REQUIRED WORK:
Provide the data again in its entirety, exactly as given.

[Start of LISTED RECORDS]

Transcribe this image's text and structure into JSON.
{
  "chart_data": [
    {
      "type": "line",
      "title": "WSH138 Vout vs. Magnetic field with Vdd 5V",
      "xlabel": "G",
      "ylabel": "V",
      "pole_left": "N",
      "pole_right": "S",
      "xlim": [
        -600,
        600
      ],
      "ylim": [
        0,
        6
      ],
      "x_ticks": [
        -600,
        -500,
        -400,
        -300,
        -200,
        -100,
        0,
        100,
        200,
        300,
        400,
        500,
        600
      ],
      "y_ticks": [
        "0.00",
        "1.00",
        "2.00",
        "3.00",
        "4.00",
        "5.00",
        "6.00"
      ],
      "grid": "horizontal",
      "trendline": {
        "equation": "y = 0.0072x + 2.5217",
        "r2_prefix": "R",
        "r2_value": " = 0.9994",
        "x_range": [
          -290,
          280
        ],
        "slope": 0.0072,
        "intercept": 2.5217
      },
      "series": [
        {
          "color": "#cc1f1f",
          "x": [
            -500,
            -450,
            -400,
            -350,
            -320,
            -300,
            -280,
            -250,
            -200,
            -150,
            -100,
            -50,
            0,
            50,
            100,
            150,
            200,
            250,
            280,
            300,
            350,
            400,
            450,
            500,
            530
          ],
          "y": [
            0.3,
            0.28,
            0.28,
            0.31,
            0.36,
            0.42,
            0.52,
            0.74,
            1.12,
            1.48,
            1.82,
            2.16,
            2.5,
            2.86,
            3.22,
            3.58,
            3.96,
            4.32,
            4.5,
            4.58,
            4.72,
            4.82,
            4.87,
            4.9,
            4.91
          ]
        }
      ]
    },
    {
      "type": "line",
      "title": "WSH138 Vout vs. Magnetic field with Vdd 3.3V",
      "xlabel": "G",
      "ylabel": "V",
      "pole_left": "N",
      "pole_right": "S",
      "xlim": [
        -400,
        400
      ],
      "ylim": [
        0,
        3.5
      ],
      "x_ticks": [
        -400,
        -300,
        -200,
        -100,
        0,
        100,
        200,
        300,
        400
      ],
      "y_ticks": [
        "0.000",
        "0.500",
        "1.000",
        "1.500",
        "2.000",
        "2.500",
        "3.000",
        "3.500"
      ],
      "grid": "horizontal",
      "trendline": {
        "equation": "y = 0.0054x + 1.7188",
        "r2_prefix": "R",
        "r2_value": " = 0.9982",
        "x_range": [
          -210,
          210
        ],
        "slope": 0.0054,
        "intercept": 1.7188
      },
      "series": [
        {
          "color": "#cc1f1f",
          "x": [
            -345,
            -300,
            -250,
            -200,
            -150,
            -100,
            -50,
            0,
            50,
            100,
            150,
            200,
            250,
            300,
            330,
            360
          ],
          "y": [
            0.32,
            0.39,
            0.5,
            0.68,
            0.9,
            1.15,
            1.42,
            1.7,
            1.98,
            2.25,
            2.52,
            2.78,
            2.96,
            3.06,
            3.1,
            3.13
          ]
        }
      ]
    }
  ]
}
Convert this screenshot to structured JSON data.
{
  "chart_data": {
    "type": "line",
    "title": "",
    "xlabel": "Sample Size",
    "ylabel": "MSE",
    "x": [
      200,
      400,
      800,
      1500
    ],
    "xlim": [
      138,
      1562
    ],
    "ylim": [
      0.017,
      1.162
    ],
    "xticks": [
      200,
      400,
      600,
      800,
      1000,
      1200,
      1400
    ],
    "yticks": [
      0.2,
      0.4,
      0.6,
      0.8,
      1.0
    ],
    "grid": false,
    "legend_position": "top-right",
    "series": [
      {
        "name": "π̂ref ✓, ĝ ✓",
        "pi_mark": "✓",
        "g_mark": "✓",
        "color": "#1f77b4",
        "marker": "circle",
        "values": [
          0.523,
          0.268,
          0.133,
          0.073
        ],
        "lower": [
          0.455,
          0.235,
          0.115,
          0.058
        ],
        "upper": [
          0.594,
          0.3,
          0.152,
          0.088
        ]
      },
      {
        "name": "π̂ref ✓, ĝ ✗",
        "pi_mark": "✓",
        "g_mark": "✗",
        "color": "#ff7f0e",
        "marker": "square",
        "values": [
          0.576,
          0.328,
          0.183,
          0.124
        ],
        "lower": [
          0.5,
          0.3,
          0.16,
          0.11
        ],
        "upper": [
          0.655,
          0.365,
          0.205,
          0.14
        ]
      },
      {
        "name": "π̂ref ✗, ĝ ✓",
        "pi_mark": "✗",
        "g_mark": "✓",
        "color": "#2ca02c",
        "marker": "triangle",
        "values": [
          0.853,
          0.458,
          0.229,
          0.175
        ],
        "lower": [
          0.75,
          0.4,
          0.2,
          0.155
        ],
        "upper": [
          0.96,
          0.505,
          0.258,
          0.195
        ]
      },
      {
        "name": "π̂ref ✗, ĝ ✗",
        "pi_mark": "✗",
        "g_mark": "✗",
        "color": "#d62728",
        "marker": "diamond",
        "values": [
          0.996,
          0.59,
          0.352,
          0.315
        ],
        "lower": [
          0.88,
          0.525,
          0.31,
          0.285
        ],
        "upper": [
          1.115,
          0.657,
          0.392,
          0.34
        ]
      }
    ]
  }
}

[End of LISTED RECORDS]

WORKED ANSWER:
Transcribe this image's text and structure into JSON.
{
  "chart_data": [
    {
      "type": "line",
      "title": "WSH138 Vout vs. Magnetic field with Vdd 5V",
      "xlabel": "G",
      "ylabel": "V",
      "pole_left": "N",
      "pole_right": "S",
      "xlim": [
        -600,
        600
      ],
      "ylim": [
        0,
        6
      ],
      "x_ticks": [
        -600,
        -500,
        -400,
        -300,
        -200,
        -100,
        0,
        100,
        200,
        300,
        400,
        500,
        600
      ],
      "y_ticks": [
        "0.00",
        "1.00",
        "2.00",
        "3.00",
        "4.00",
        "5.00",
        "6.00"
      ],
      "grid": "horizontal",
      "trendline": {
        "equation": "y = 0.0072x + 2.5217",
        "r2_prefix": "R",
        "r2_value": " = 0.9994",
        "x_range": [
          -290,
          280
        ],
        "slope": 0.0072,
        "intercept": 2.5217
      },
      "series": [
        {
          "color": "#cc1f1f",
          "x": [
            -500,
            -450,
            -400,
            -350,
            -320,
            -300,
            -280,
            -250,
            -200,
            -150,
            -100,
            -50,
            0,
            50,
            100,
            150,
            200,
            250,
            280,
            300,
            350,
            400,
            450,
            500,
            530
          ],
          "y": [
            0.3,
            0.28,
            0.28,
            0.31,
            0.36,
            0.42,
            0.52,
            0.74,
            1.12,
            1.48,
            1.82,
            2.16,
            2.5,
            2.86,
            3.22,
            3.58,
            3.96,
            4.32,
            4.5,
            4.58,
            4.72,
            4.82,
            4.87,
            4.9,
            4.91
          ]
        }
      ]
    },
    {
      "type": "line",
      "title": "WSH138 Vout vs. Magnetic field with Vdd 3.3V",
      "xlabel": "G",
      "ylabel": "V",
      "pole_left": "N",
      "pole_right": "S",
      "xlim": [
        -400,
        400
      ],
      "ylim": [
        0,
        3.5
      ],
      "x_ticks": [
        -400,
        -300,
        -200,
        -100,
        0,
        100,
        200,
        300,
        400
      ],
      "y_ticks": [
        "0.000",
        "0.500",
        "1.000",
        "1.500",
        "2.000",
        "2.500",
        "3.000",
        "3.500"
      ],
      "grid": "horizontal",
      "trendline": {
        "equation": "y = 0.0054x + 1.7188",
        "r2_prefix": "R",
        "r2_value": " = 0.9982",
        "x_range": [
          -210,
          210
        ],
        "slope": 0.0054,
        "intercept": 1.7188
      },
      "series": [
        {
          "color": "#cc1f1f",
          "x": [
            -345,
            -300,
            -250,
            -200,
            -150,
            -100,
            -50,
            0,
            50,
            100,
            150,
            200,
            250,
            300,
            330,
            360
          ],
          "y": [
            0.32,
            0.39,
            0.5,
            0.68,
            0.9,
            1.15,
            1.42,
            1.7,
            1.98,
            2.25,
            2.52,
            2.78,
            2.96,
            3.06,
            3.1,
            3.13
          ]
        }
      ]
    }
  ]
}
Convert this screenshot to structured JSON data.
{
  "chart_data": {
    "type": "line",
    "title": "",
    "xlabel": "Sample Size",
    "ylabel": "MSE",
    "x": [
      200,
      400,
      800,
      1500
    ],
    "xlim": [
      138,
      1562
    ],
    "ylim": [
      0.017,
      1.162
    ],
    "xticks": [
      200,
      400,
      600,
      800,
      1000,
      1200,
      1400
    ],
    "yticks": [
      0.2,
      0.4,
      0.6,
      0.8,
      1.0
    ],
    "grid": false,
    "legend_position": "top-right",
    "series": [
      {
        "name": "π̂ref ✓, ĝ ✓",
        "pi_mark": "✓",
        "g_mark": "✓",
        "color": "#1f77b4",
        "marker": "circle",
        "values": [
          0.523,
          0.268,
          0.133,
          0.073
        ],
        "lower": [
          0.455,
          0.235,
          0.115,
          0.058
        ],
        "upper": [
          0.594,
          0.3,
          0.152,
          0.088
        ]
      },
      {
        "name": "π̂ref ✓, ĝ ✗",
        "pi_mark": "✓",
        "g_mark": "✗",
        "color": "#ff7f0e",
        "marker": "square",
        "values": [
          0.576,
          0.328,
          0.183,
          0.124
        ],
        "lower": [
          0.5,
          0.3,
          0.16,
          0.11
        ],
        "upper": [
          0.655,
          0.365,
          0.205,
          0.14
        ]
      },
      {
        "name": "π̂ref ✗, ĝ ✓",
        "pi_mark": "✗",
        "g_mark": "✓",
        "color": "#2ca02c",
        "marker": "triangle",
        "values": [
          0.853,
          0.458,
          0.229,
          0.175
        ],
        "lower": [
          0.75,
          0.4,
          0.2,
          0.155
        ],
        "upper": [
          0.96,
          0.505,
          0.258,
          0.195
        ]
      },
      {
        "name": "π̂ref ✗, ĝ ✗",
        "pi_mark": "✗",
        "g_mark": "✗",
        "color": "#d62728",
        "marker": "diamond",
        "values": [
          0.996,
          0.59,
          0.352,
          0.315
        ],
        "lower": [
          0.88,
          0.525,
          0.31,
          0.285
        ],
        "upper": [
          1.115,
          0.657,
          0.392,
          0.34
        ]
      }
    ]
  }
}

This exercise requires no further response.